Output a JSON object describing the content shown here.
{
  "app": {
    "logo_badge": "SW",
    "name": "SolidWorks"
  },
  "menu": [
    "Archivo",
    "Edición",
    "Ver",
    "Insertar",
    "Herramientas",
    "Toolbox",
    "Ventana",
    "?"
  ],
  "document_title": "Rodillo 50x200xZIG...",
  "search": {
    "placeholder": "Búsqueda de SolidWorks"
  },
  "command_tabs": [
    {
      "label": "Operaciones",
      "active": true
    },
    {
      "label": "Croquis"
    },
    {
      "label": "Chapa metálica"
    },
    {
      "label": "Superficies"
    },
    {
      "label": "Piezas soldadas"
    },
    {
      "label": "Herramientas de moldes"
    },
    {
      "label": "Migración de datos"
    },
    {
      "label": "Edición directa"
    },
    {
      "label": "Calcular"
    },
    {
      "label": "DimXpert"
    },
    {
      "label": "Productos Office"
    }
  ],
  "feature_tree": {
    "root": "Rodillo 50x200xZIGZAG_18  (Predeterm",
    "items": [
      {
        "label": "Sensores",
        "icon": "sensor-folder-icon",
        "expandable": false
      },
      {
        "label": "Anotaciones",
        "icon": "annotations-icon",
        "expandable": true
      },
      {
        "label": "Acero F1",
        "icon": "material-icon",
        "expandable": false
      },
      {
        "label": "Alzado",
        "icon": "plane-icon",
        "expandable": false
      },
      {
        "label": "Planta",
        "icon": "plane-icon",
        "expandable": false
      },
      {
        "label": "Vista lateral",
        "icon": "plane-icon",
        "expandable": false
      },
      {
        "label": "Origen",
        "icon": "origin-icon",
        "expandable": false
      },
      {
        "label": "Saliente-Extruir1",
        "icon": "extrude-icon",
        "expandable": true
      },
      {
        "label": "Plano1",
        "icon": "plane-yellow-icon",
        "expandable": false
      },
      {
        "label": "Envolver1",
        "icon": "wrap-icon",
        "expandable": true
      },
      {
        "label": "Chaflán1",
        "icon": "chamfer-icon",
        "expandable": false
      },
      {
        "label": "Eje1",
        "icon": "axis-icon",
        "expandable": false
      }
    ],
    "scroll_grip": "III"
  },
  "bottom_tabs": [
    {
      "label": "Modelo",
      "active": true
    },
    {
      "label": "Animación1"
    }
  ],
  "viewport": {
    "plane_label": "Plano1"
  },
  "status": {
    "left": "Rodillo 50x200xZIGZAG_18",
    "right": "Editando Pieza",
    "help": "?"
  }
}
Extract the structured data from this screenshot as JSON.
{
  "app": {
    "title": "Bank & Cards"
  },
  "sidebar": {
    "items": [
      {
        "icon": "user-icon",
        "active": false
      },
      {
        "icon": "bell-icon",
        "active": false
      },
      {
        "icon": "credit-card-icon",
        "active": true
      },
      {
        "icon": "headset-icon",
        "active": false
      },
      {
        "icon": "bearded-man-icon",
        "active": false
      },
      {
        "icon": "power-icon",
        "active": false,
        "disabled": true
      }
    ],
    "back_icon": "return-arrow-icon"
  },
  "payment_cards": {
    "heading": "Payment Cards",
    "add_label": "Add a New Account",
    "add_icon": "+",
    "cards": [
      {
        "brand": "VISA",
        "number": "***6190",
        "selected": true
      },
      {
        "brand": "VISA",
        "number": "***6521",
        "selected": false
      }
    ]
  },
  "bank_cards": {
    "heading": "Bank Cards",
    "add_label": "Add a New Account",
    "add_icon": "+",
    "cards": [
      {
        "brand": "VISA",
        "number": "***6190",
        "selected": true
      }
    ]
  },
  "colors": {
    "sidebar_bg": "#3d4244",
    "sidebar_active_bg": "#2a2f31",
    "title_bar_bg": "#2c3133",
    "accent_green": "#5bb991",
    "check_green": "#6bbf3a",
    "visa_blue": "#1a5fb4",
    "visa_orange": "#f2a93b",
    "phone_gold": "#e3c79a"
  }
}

==

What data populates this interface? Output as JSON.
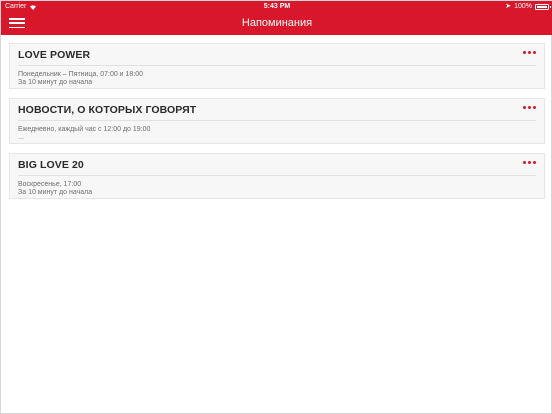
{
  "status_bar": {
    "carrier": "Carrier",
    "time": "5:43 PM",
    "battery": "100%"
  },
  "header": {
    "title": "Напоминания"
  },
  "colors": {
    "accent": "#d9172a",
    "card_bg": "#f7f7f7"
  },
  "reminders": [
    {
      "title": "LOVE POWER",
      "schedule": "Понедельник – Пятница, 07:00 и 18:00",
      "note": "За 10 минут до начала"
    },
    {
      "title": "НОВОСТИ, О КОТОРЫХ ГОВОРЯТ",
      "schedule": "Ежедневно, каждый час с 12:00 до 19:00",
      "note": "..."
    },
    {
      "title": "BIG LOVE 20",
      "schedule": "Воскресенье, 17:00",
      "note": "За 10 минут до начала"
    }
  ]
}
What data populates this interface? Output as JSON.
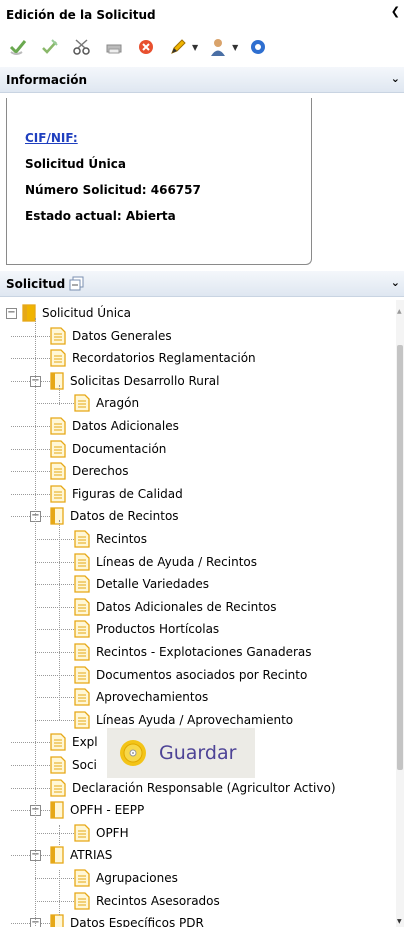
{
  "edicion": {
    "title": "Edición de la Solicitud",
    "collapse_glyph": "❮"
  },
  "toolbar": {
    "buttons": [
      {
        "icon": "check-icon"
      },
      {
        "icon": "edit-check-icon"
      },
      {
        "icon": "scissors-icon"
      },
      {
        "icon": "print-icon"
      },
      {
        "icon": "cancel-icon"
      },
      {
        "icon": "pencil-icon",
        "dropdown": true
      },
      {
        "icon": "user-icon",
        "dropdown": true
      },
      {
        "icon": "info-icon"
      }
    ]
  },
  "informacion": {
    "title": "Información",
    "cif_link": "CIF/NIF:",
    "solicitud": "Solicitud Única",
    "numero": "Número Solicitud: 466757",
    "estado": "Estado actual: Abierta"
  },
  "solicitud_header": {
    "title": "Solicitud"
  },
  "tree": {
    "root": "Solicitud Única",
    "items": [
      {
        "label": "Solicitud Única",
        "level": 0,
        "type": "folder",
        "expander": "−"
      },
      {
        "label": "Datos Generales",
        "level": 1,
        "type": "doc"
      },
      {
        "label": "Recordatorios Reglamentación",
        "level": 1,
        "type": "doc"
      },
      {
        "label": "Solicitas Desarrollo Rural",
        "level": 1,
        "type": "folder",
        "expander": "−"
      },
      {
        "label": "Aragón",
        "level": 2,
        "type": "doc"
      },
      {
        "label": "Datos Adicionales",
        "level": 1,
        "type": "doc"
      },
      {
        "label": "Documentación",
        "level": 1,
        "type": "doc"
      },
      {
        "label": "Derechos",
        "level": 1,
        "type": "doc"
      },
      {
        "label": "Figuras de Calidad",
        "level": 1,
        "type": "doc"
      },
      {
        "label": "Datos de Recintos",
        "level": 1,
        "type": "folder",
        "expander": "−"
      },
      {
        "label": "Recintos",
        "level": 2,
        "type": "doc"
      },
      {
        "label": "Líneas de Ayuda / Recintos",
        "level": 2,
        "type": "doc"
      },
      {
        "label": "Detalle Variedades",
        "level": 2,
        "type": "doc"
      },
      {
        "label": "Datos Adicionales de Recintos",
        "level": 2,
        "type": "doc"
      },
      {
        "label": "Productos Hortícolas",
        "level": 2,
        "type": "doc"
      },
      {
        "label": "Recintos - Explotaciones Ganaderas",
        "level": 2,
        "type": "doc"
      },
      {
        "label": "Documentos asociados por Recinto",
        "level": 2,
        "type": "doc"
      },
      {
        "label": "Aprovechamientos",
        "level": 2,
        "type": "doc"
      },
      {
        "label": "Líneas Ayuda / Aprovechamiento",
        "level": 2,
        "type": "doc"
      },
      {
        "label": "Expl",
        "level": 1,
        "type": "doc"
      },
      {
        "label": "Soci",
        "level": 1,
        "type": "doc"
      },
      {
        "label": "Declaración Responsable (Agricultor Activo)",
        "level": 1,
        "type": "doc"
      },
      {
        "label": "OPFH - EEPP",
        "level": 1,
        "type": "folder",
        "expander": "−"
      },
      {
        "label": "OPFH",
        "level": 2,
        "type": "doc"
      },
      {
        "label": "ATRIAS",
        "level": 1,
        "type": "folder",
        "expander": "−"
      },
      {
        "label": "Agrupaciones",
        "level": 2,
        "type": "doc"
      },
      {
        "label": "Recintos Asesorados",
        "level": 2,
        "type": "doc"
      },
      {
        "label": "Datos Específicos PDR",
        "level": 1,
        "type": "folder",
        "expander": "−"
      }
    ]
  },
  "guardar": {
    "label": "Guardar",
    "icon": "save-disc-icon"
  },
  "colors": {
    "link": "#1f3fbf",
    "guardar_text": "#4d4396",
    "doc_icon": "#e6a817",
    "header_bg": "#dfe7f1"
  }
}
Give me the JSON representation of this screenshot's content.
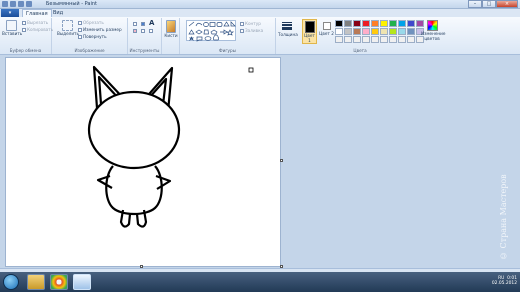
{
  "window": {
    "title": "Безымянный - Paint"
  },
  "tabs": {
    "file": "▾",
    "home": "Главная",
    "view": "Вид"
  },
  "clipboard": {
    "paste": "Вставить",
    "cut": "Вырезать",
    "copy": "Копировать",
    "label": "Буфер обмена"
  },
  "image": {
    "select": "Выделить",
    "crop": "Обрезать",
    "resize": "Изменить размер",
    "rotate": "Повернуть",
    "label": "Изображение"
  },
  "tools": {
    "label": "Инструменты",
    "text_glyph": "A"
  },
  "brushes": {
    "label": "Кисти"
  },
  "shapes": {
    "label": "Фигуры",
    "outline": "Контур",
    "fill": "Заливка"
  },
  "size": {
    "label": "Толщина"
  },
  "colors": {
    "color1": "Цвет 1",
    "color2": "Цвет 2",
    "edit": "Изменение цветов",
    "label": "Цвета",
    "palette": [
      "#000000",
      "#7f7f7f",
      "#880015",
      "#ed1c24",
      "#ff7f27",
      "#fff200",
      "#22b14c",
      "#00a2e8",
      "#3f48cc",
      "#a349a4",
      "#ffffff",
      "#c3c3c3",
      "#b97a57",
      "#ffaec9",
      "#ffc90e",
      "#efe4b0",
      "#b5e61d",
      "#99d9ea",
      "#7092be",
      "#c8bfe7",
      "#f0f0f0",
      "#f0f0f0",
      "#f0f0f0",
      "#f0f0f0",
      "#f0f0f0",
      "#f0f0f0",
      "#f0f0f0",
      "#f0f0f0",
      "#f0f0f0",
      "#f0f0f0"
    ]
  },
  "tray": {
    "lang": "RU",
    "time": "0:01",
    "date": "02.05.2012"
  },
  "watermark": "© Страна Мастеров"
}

==

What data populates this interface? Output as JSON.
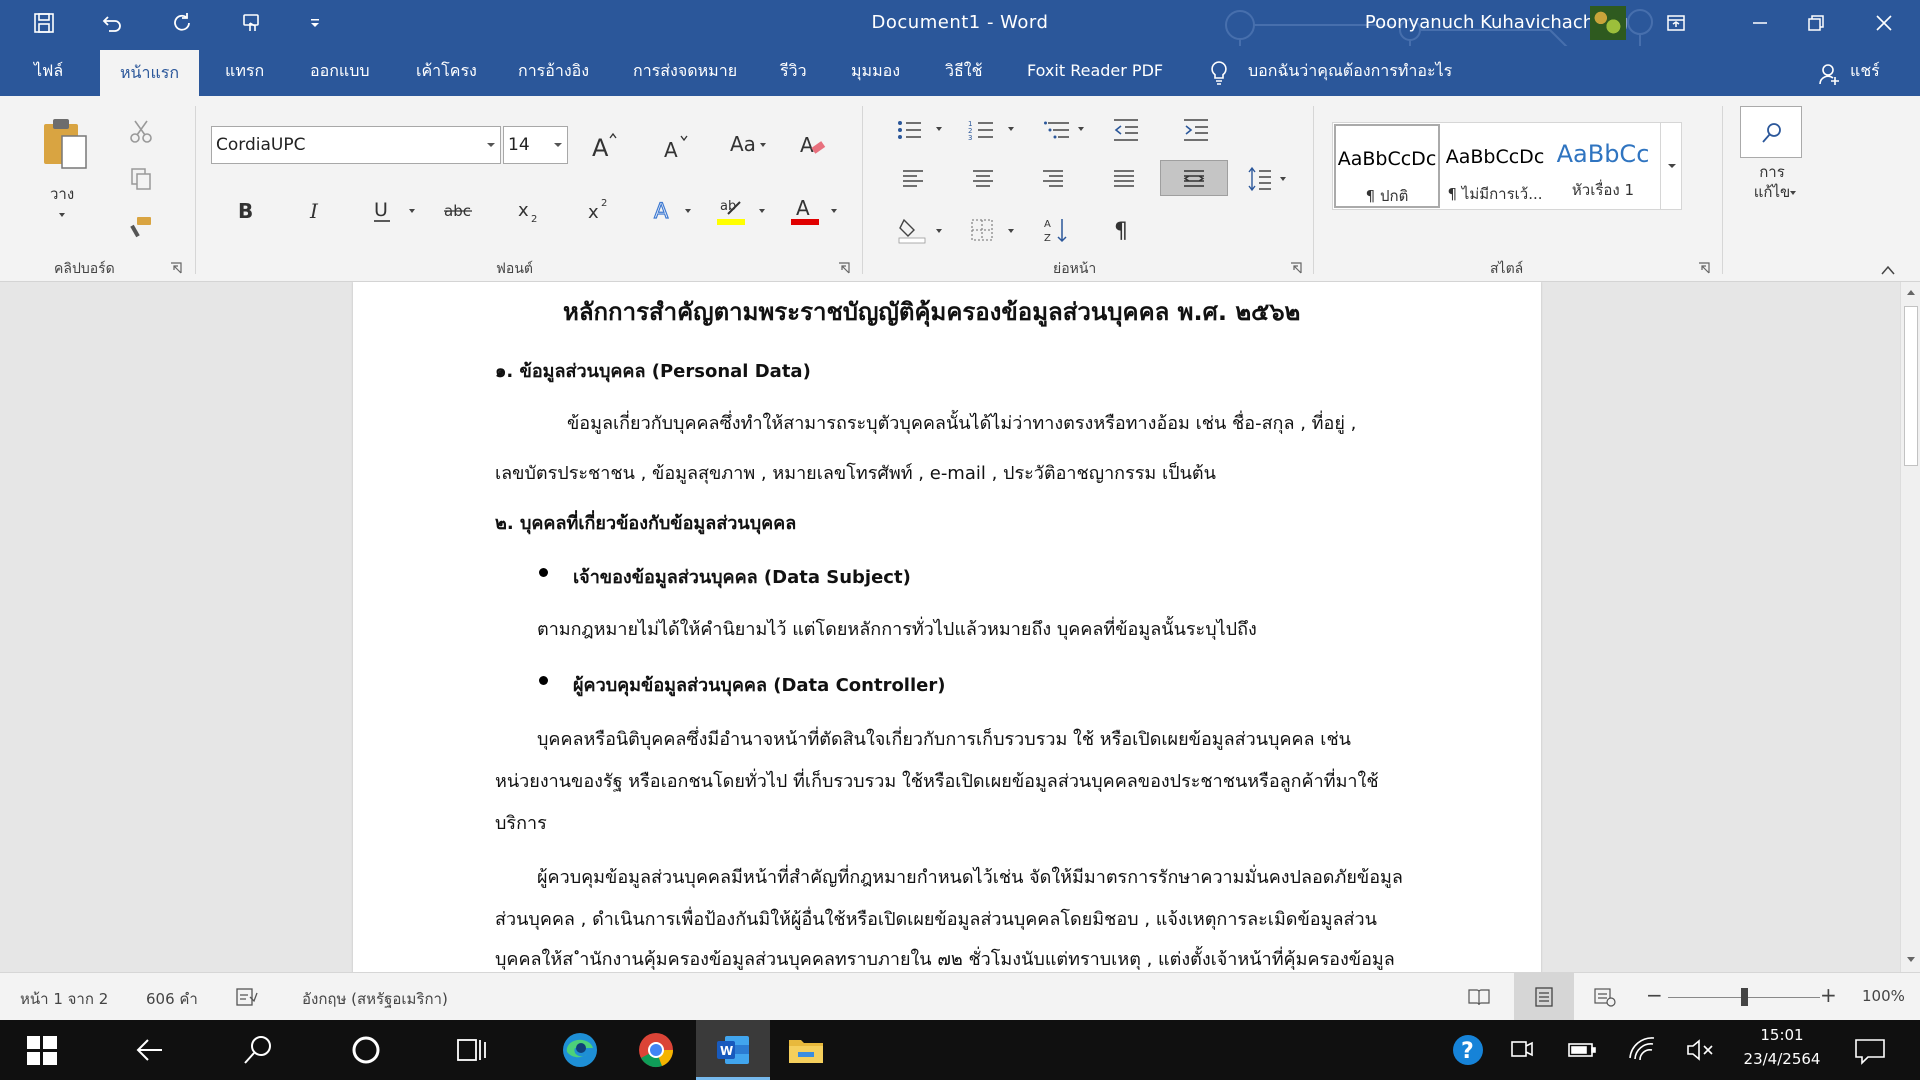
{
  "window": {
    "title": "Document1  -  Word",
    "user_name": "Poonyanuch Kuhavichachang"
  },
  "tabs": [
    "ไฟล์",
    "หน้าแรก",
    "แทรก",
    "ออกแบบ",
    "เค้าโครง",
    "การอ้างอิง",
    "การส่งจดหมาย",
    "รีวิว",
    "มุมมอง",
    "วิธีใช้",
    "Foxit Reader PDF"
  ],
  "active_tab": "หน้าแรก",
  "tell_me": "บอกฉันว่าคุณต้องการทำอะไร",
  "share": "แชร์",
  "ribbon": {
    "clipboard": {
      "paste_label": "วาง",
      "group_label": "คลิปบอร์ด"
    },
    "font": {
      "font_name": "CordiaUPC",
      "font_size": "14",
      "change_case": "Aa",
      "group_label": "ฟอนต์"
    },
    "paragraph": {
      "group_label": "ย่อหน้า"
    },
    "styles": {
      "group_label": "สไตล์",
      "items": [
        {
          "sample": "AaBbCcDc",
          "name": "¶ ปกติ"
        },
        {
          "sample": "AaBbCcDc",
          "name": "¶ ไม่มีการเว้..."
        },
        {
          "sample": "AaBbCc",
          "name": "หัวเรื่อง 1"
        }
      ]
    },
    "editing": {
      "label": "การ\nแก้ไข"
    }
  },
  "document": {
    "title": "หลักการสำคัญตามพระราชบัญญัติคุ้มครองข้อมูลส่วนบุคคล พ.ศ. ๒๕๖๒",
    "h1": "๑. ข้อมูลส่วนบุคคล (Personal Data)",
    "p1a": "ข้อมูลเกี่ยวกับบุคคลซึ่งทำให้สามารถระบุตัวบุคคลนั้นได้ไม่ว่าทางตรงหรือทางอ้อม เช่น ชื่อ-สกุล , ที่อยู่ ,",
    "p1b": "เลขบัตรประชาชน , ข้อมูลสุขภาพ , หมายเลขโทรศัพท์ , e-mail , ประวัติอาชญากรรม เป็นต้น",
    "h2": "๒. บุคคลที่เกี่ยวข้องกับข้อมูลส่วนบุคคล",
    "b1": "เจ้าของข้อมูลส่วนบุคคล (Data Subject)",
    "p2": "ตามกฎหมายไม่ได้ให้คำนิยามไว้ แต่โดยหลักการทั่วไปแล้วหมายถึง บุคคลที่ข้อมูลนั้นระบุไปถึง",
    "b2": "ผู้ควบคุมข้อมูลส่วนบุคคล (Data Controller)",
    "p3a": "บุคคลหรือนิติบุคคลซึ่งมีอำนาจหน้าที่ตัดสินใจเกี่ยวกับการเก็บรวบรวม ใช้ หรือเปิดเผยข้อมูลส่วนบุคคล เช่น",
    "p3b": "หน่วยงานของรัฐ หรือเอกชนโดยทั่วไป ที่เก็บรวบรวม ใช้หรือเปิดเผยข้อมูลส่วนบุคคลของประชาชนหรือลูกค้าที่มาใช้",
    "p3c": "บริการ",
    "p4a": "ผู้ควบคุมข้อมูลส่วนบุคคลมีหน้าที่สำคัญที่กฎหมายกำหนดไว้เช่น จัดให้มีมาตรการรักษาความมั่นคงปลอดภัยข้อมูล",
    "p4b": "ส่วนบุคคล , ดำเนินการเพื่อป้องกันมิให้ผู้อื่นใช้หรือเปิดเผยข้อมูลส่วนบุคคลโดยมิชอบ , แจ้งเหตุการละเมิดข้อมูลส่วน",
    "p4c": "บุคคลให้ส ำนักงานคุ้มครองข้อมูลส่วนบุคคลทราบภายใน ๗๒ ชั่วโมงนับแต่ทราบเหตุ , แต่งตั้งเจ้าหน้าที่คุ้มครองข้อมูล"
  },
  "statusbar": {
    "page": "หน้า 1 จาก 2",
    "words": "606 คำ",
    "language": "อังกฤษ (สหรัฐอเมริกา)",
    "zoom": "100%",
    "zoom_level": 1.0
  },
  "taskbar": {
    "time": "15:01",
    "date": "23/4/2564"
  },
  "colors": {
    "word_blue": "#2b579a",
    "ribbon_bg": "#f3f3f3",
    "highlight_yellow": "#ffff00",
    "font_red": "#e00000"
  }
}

_TO BE DONE_.
Only the number is wanted: how many lines in the entries above contain the word "root"?

_TASK OUTPUT_.
2